▸ WHAT TO PRODUCE
Write out exactly the lines running from the line that includes "What text is on this page?" to the end of the data, both ends included, and nothing besides.

■ ■ ■ ■ ■ ■ ■

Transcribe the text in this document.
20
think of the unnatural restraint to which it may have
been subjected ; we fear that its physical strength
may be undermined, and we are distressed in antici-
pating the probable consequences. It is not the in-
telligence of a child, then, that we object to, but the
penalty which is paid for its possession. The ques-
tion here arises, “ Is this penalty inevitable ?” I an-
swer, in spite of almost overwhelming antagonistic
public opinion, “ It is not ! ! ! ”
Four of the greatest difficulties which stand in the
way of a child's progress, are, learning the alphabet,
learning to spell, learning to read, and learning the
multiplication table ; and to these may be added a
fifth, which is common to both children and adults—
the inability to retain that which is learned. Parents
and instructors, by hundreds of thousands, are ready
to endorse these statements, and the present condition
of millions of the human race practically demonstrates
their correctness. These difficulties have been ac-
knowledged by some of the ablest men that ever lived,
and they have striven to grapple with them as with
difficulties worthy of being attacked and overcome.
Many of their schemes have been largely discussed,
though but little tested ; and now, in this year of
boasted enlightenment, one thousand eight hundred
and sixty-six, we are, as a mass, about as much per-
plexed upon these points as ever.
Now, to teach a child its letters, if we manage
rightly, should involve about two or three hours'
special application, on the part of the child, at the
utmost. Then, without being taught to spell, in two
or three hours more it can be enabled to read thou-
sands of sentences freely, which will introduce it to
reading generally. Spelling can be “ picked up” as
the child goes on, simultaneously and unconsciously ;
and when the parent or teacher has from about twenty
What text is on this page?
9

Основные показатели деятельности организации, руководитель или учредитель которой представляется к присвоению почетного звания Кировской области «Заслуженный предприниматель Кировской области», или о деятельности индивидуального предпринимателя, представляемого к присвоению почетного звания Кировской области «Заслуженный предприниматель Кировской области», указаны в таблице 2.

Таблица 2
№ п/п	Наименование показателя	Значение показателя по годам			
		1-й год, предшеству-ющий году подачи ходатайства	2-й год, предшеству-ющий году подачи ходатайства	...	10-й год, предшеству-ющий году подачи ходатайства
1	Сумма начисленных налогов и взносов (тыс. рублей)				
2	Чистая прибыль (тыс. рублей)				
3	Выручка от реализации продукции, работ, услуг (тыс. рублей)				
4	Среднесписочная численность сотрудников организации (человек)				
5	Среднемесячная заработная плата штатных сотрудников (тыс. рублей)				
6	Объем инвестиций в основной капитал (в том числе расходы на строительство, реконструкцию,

■ ■ ■ ■ ■ ■ ■

▸ WRITTEN ANSWER
What text is on this page?
9

Основные показатели деятельности организации, руководитель или учредитель которой представляется к присвоению почетного звания Кировской области «Заслуженный предприниматель Кировской области», или о деятельности индивидуального предпринимателя, представляемого к присвоению почетного звания Кировской области «Заслуженный предприниматель Кировской области», указаны в таблице 2.

Таблица 2
№ п/п	Наименование показателя	Значение показателя по годам			
		1-й год, предшеству-ющий году подачи ходатайства	2-й год, предшеству-ющий году подачи ходатайства	...	10-й год, предшеству-ющий году подачи ходатайства
1	Сумма начисленных налогов и взносов (тыс. рублей)				
2	Чистая прибыль (тыс. рублей)				
3	Выручка от реализации продукции, работ, услуг (тыс. рублей)				
4	Среднесписочная численность сотрудников организации (человек)				
5	Среднемесячная заработная плата штатных сотрудников (тыс. рублей)				
6	Объем инвестиций в основной капитал (в том числе расходы на строительство, реконструкцию,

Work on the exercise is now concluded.